Required work: Images excluded, repeat each entry below exactly.

Given records:
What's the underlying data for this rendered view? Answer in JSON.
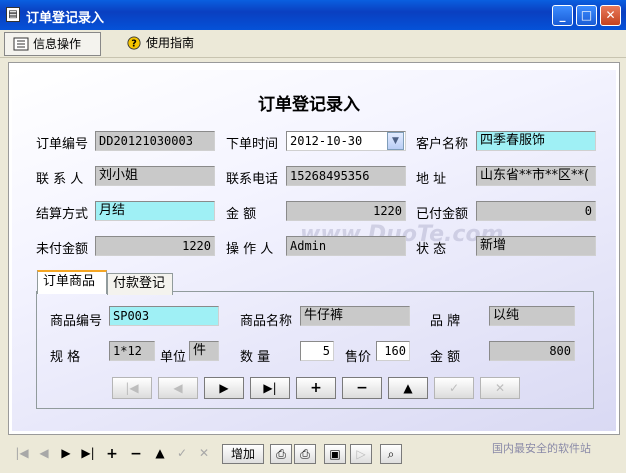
{
  "window": {
    "title": "订单登记录入",
    "app_icon": "document-icon"
  },
  "toolbar": {
    "info_ops": "信息操作",
    "guide": "使用指南"
  },
  "form": {
    "page_title": "订单登记录入",
    "order_no": {
      "label": "订单编号",
      "value": "DD20121030003"
    },
    "order_time": {
      "label": "下单时间",
      "value": "2012-10-30"
    },
    "customer": {
      "label": "客户名称",
      "value": "四季春服饰"
    },
    "contact": {
      "label": "联 系 人",
      "value": "刘小姐"
    },
    "phone": {
      "label": "联系电话",
      "value": "15268495356"
    },
    "address": {
      "label": "地   址",
      "value": "山东省**市**区**("
    },
    "settle": {
      "label": "结算方式",
      "value": "月结"
    },
    "amount": {
      "label": "金   额",
      "value": "1220"
    },
    "paid": {
      "label": "已付金额",
      "value": "0"
    },
    "unpaid": {
      "label": "未付金额",
      "value": "1220"
    },
    "operator": {
      "label": "操 作 人",
      "value": "Admin"
    },
    "status": {
      "label": "状   态",
      "value": "新增"
    }
  },
  "tabs": [
    {
      "label": "订单商品"
    },
    {
      "label": "付款登记"
    }
  ],
  "goods": {
    "code": {
      "label": "商品编号",
      "value": "SP003"
    },
    "name": {
      "label": "商品名称",
      "value": "牛仔裤"
    },
    "brand": {
      "label": "品   牌",
      "value": "以纯"
    },
    "spec": {
      "label": "规   格",
      "value": "1*12"
    },
    "unit": {
      "label": "单位",
      "value": "件"
    },
    "qty": {
      "label": "数   量",
      "value": "5"
    },
    "price": {
      "label": "售价",
      "value": "160"
    },
    "amount": {
      "label": "金   额",
      "value": "800"
    }
  },
  "record_nav": [
    "first-icon",
    "prev-icon",
    "next-icon",
    "last-icon",
    "add-icon",
    "delete-icon",
    "edit-icon",
    "save-icon",
    "cancel-icon"
  ],
  "bottom": {
    "add_label": "增加"
  },
  "watermark": {
    "text": "www.DuoTe.com",
    "corner": "国内最安全的软件站"
  }
}
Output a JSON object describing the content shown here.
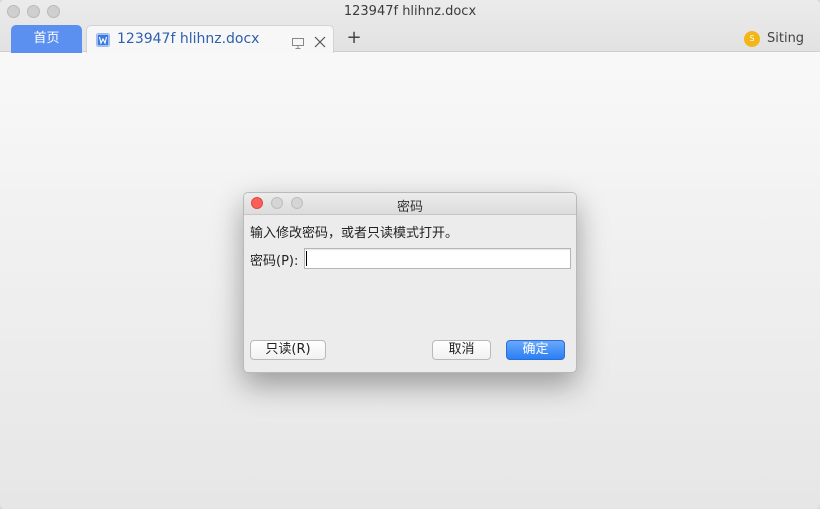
{
  "window": {
    "title": "123947f hlihnz.docx"
  },
  "tabs": {
    "home_label": "首页",
    "doc_label": "123947f hlihnz.docx",
    "new_tab": "+"
  },
  "user": {
    "badge": "S",
    "name": "Siting",
    "badge_color": "#f2b619"
  },
  "dialog": {
    "title": "密码",
    "message": "输入修改密码，或者只读模式打开。",
    "password_label": "密码(P):",
    "password_value": "",
    "readonly_button": "只读(R)",
    "cancel_button": "取消",
    "ok_button": "确定"
  },
  "colors": {
    "accent": "#5b8ff0",
    "ok_button": "#2a7ef5",
    "close_dot": "#fc5f57"
  },
  "icons": {
    "doc": "word-doc-icon",
    "monitor": "monitor-icon",
    "close": "close-icon"
  }
}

Task result:
What's the underlying data for this rendered view? Answer in JSON.
{
  "window": {
    "title": "订单登记录入",
    "app_icon": "document-icon"
  },
  "toolbar": {
    "info_ops": "信息操作",
    "guide": "使用指南"
  },
  "form": {
    "page_title": "订单登记录入",
    "order_no": {
      "label": "订单编号",
      "value": "DD20121030003"
    },
    "order_time": {
      "label": "下单时间",
      "value": "2012-10-30"
    },
    "customer": {
      "label": "客户名称",
      "value": "四季春服饰"
    },
    "contact": {
      "label": "联 系 人",
      "value": "刘小姐"
    },
    "phone": {
      "label": "联系电话",
      "value": "15268495356"
    },
    "address": {
      "label": "地   址",
      "value": "山东省**市**区**("
    },
    "settle": {
      "label": "结算方式",
      "value": "月结"
    },
    "amount": {
      "label": "金   额",
      "value": "1220"
    },
    "paid": {
      "label": "已付金额",
      "value": "0"
    },
    "unpaid": {
      "label": "未付金额",
      "value": "1220"
    },
    "operator": {
      "label": "操 作 人",
      "value": "Admin"
    },
    "status": {
      "label": "状   态",
      "value": "新增"
    }
  },
  "tabs": [
    {
      "label": "订单商品"
    },
    {
      "label": "付款登记"
    }
  ],
  "goods": {
    "code": {
      "label": "商品编号",
      "value": "SP003"
    },
    "name": {
      "label": "商品名称",
      "value": "牛仔裤"
    },
    "brand": {
      "label": "品   牌",
      "value": "以纯"
    },
    "spec": {
      "label": "规   格",
      "value": "1*12"
    },
    "unit": {
      "label": "单位",
      "value": "件"
    },
    "qty": {
      "label": "数   量",
      "value": "5"
    },
    "price": {
      "label": "售价",
      "value": "160"
    },
    "amount": {
      "label": "金   额",
      "value": "800"
    }
  },
  "record_nav": [
    "first-icon",
    "prev-icon",
    "next-icon",
    "last-icon",
    "add-icon",
    "delete-icon",
    "edit-icon",
    "save-icon",
    "cancel-icon"
  ],
  "bottom": {
    "add_label": "增加"
  },
  "watermark": {
    "text": "www.DuoTe.com",
    "corner": "国内最安全的软件站"
  }
}
Output a JSON object describing the content shown here.
{
  "window": {
    "title": "123947f hlihnz.docx"
  },
  "tabs": {
    "home_label": "首页",
    "doc_label": "123947f hlihnz.docx",
    "new_tab": "+"
  },
  "user": {
    "badge": "S",
    "name": "Siting",
    "badge_color": "#f2b619"
  },
  "dialog": {
    "title": "密码",
    "message": "输入修改密码，或者只读模式打开。",
    "password_label": "密码(P):",
    "password_value": "",
    "readonly_button": "只读(R)",
    "cancel_button": "取消",
    "ok_button": "确定"
  },
  "colors": {
    "accent": "#5b8ff0",
    "ok_button": "#2a7ef5",
    "close_dot": "#fc5f57"
  },
  "icons": {
    "doc": "word-doc-icon",
    "monitor": "monitor-icon",
    "close": "close-icon"
  }
}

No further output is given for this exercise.